> **What to do**
Search the data below for "налогов"; list each line that holds it.

> **Listing**
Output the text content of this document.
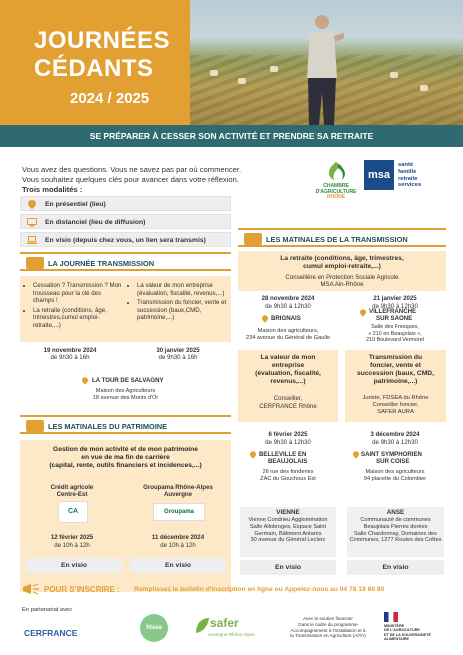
JOURNÉES
CÉDANTS
2024 / 2025
SE PRÉPARER À CESSER SON ACTIVITÉ ET PRENDRE SA RETRAITE
Vous avez des questions. Vous ne savez pas par où commencer.
Vous souhaitez quelques clés pour avancer dans votre réflexion.
Trois modalités :	CHAMBRE
D'AGRICULTURE
RHÔNE
msa
santé
famille
retraite
services
En présentiel (lieu)
En distanciel (lieu de diffusion)
En visio (depuis chez vous, un lien sera transmis)
LA JOURNÉE TRANSMISSION
• Cessation ? Transmission ? Mon trousseau pour la clé des champs !
• La retraite (conditions, âge, trimestres,cumul emploi-retraite,...)
• La valeur de mon entreprise (évaluation, fiscalité, revenus,...)
• Transmission du foncier, vente et succession (baux,CMD, patrimoine,...)
19 novembre 2024
de 9h30 à 16h
30 janvier 2025
de 9h30 à 16h
LA TOUR DE SALVAGNY
Maison des Agriculteurs
18 avenue des Monts d'Or
LES MATINALES DU PATRIMOINE
Gestion de mon activité et de mon patrimoine
en vue de ma fin de carrière
(capital, rente, outils financiers et incidences,...)
Crédit agricole
Centre-Est
CA
Groupama Rhône-Alpes
Auvergne
Groupama
12 février 2025
de 10h à 12h
11 décembre 2024
de 10h à 12h
En visio	En visio
LES MATINALES DE LA TRANSMISSION
La retraite (conditions, âge, trimestres,
cumul emploi-retraite,...)
Conseillère en Protection Sociale Agricole
MSA Ain-Rhône
28 novembre 2024
de 9h30 à 12h30
21 janvier 2025
de 9h30 à 12h30
BRIGNAIS
Maison des agriculteurs,
234 avenue du Général de Gaulle
VILLEFRANCHE
SUR SAONE
Salle des Fresques,
« 210 en Beaujolais »,
210 Boulevard Vermorel
La valeur de mon
entreprise
(évaluation, fiscalité,
revenus,...)
Conseiller,
CERFRANCE Rhône
Transmission du
foncier, vente et
succession (baux, CMD,
patrimoine,...)
Juriste, FDSEA du Rhône
Conseiller foncier,
SAFER AURA
6 février 2025
de 9h30 à 12h30
3 décembre 2024
de 9h30 à 12h30
BELLEVILLE EN
BEAUJOLAIS
26 rue des fonderies
ZAC du Gouchoux Est
SAINT SYMPHORIEN
SUR COISE
Maison des agriculteurs
94 placette du Colombier
VIENNE
Vienne Condrieu Agglomération
Salle Allobroges, Espace Saint
Germain, Bâtiment Antarès
30 avenue du Général Leclerc
ANSE
Communauté de communes
Beaujolais Pierres dorées
Salle Chardonnay, Domaines des
Communes, 1277 Routes des Crêtes
En visio	En visio
POUR S'INSCRIRE : Remplissez le bulletin d'inscription en ligne ou Appelez-nous au 04 78 19 60 80
En partenariat avec
CERFRANCE	fdsea	safer
Auvergne-Rhône-Alpes
Avec le soutien financier
Dans le cadre du programme
Accompagnement à l'Installation et à
la Transmission en Agriculture (AITA)
MINISTÈRE
DE L'AGRICULTURE
ET DE LA SOUVERAINETÉ
ALIMENTAIRE
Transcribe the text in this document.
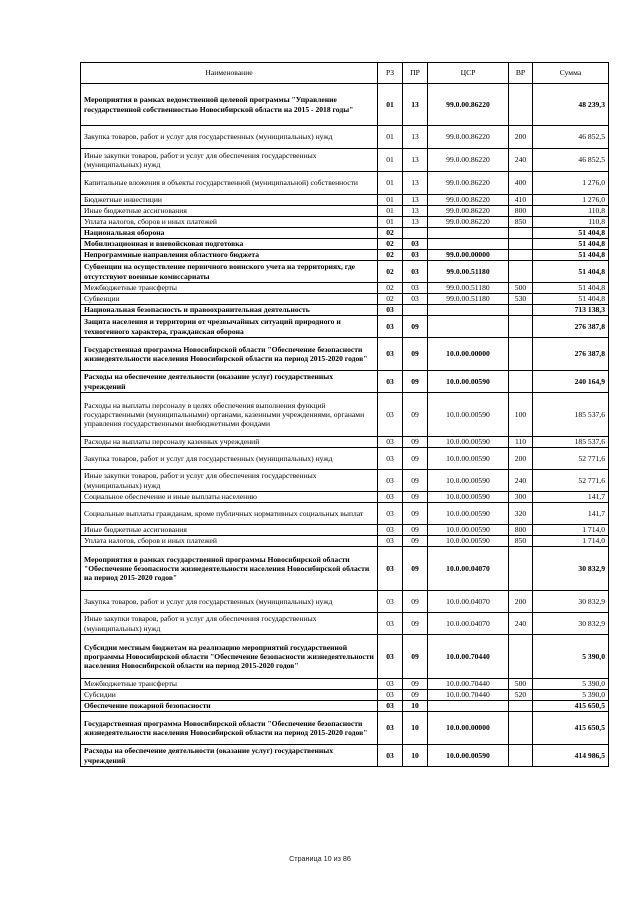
Наименование	РЗ	ПР	ЦСР	ВР	Сумма
Мероприятия в рамках ведомственной целевой программы "Управление государственной собственностью Новосибирской области на 2015 - 2018 годы"	01	13	99.0.00.86220		48 239,3
Закупка товаров, работ и услуг для государственных (муниципальных) нужд	01	13	99.0.00.86220	200	46 852,5
Иные закупки товаров, работ и услуг для обеспечения государственных (муниципальных) нужд	01	13	99.0.00.86220	240	46 852,5
Капитальные вложения в объекты государственной (муниципальной) собственности	01	13	99.0.00.86220	400	1 276,0
Бюджетные инвестиции	01	13	99.0.00.86220	410	1 276,0
Иные бюджетные ассигнования	01	13	99.0.00.86220	800	110,8
Уплата налогов, сборов и иных платежей	01	13	99.0.00.86220	850	110,8
Национальная оборона	02				51 404,8
Мобилизационная и вневойсковая подготовка	02	03			51 404,8
Непрограммные направления областного бюджета	02	03	99.0.00.00000		51 404,8
Субвенции на осуществление первичного воинского учета на территориях, где отсутствуют военные комиссариаты	02	03	99.0.00.51180		51 404,8
Межбюджетные трансферты	02	03	99.0.00.51180	500	51 404,8
Субвенции	02	03	99.0.00.51180	530	51 404,8
Национальная безопасность и правоохранительная деятельность	03				713 138,3
Защита населения и территории от чрезвычайных ситуаций природного и техногенного характера, гражданская оборона	03	09			276 387,8
Государственная программа Новосибирской области "Обеспечение безопасности жизнедеятельности населения Новосибирской области на период 2015-2020 годов"	03	09	10.0.00.00000		276 387,8
Расходы на обеспечение деятельности (оказание услуг) государственных учреждений	03	09	10.0.00.00590		240 164,9
Расходы на выплаты персоналу в целях обеспечения выполнения функций государственными (муниципальными) органами, казенными учреждениями, органами управления государственными внебюджетными фондами	03	09	10.0.00.00590	100	185 537,6
Расходы на выплаты персоналу казенных учреждений	03	09	10.0.00.00590	110	185 537,6
Закупка товаров, работ и услуг для государственных (муниципальных) нужд	03	09	10.0.00.00590	200	52 771,6
Иные закупки товаров, работ и услуг для обеспечения государственных (муниципальных) нужд	03	09	10.0.00.00590	240	52 771,6
Социальное обеспечение и иные выплаты населению	03	09	10.0.00.00590	300	141,7
Социальные выплаты гражданам, кроме публичных нормативных социальных выплат	03	09	10.0.00.00590	320	141,7
Иные бюджетные ассигнования	03	09	10.0.00.00590	800	1 714,0
Уплата налогов, сборов и иных платежей	03	09	10.0.00.00590	850	1 714,0
Мероприятия в рамках государственной программы Новосибирской области "Обеспечение безопасности жизнедеятельности населения Новосибирской области на период 2015-2020 годов"	03	09	10.0.00.04070		30 832,9
Закупка товаров, работ и услуг для государственных (муниципальных) нужд	03	09	10.0.00.04070	200	30 832,9
Иные закупки товаров, работ и услуг для обеспечения государственных (муниципальных) нужд	03	09	10.0.00.04070	240	30 832,9
Субсидии местным бюджетам на реализацию мероприятий государственной программы Новосибирской области "Обеспечение безопасности жизнедеятельности населения Новосибирской области на период 2015-2020 годов"	03	09	10.0.00.70440		5 390,0
Межбюджетные трансферты	03	09	10.0.00.70440	500	5 390,0
Субсидии	03	09	10.0.00.70440	520	5 390,0
Обеспечение пожарной безопасности	03	10			415 650,5
Государственная программа Новосибирской области "Обеспечение безопасности жизнедеятельности населения Новосибирской области на период 2015-2020 годов"	03	10	10.0.00.00000		415 650,5
Расходы на обеспечение деятельности (оказание услуг) государственных учреждений	03	10	10.0.00.00590		414 986,5
Страница 10 из 86
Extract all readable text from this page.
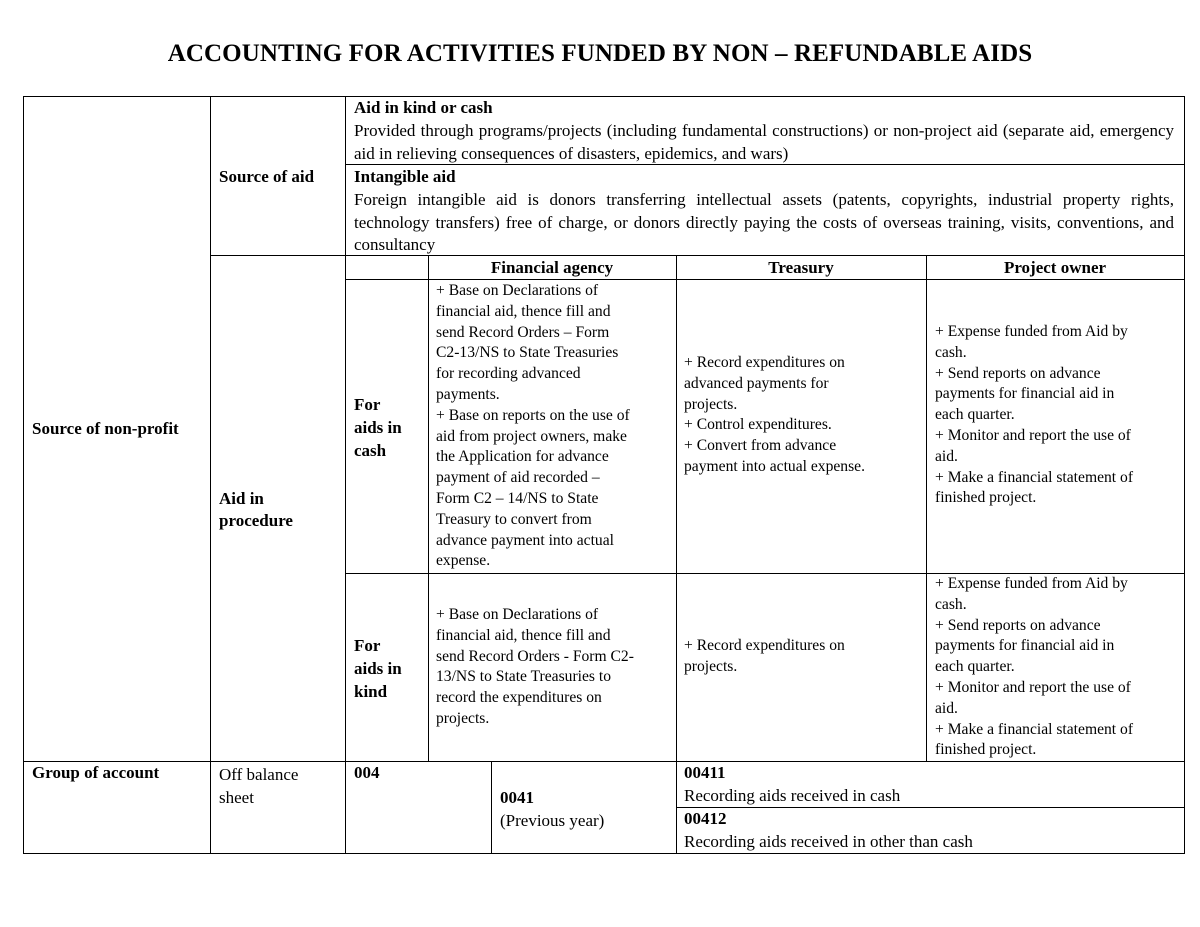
ACCOUNTING FOR ACTIVITIES FUNDED BY NON – REFUNDABLE AIDS
Source of non-profit
Group of account
Source of aid
Aid in
procedure
Off balance
sheet
Aid in kind or cash
Provided through programs/projects (including fundamental constructions) or non-project aid (separate aid, emergency aid in relieving consequences of disasters, epidemics, and wars)
Intangible aid
Foreign intangible aid is donors transferring intellectual assets (patents, copyrights, industrial property rights, technology transfers) free of charge, or donors directly paying the costs of overseas training, visits, conventions, and consultancy
Financial agency	Treasury	Project owner
For
aids in
cash
+ Base on Declarations of
financial aid, thence fill and
send Record Orders – Form
C2-13/NS to State Treasuries
for recording advanced
payments.
+ Base on reports on the use of
aid from project owners, make
the Application for advance
payment of aid recorded –
Form C2 – 14/NS to State
Treasury to convert from
advance payment into actual
expense.
+ Record expenditures on
advanced payments for
projects.
+ Control expenditures.
+ Convert from advance
payment into actual expense.
+ Expense funded from Aid by
cash.
+ Send reports on advance
payments for financial aid in
each quarter.
+ Monitor and report the use of
aid.
+ Make a financial statement of
finished project.
For
aids in
kind
+ Base on Declarations of
financial aid, thence fill and
send Record Orders - Form C2-
13/NS to State Treasuries to
record the expenditures on
projects.
+ Record expenditures on
projects.
+ Expense funded from Aid by
cash.
+ Send reports on advance
payments for financial aid in
each quarter.
+ Monitor and report the use of
aid.
+ Make a financial statement of
finished project.
004

0041
(Previous year)

00411
Recording aids received in cash
00412
Recording aids received in other than cash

> **Problem solution**
Уплата налогов, сборов и иных платежей	01	13	99.0.00.86220	850	110,8
Уплата налогов, сборов и иных платежей	03	09	10.0.00.00590	850	1 714,0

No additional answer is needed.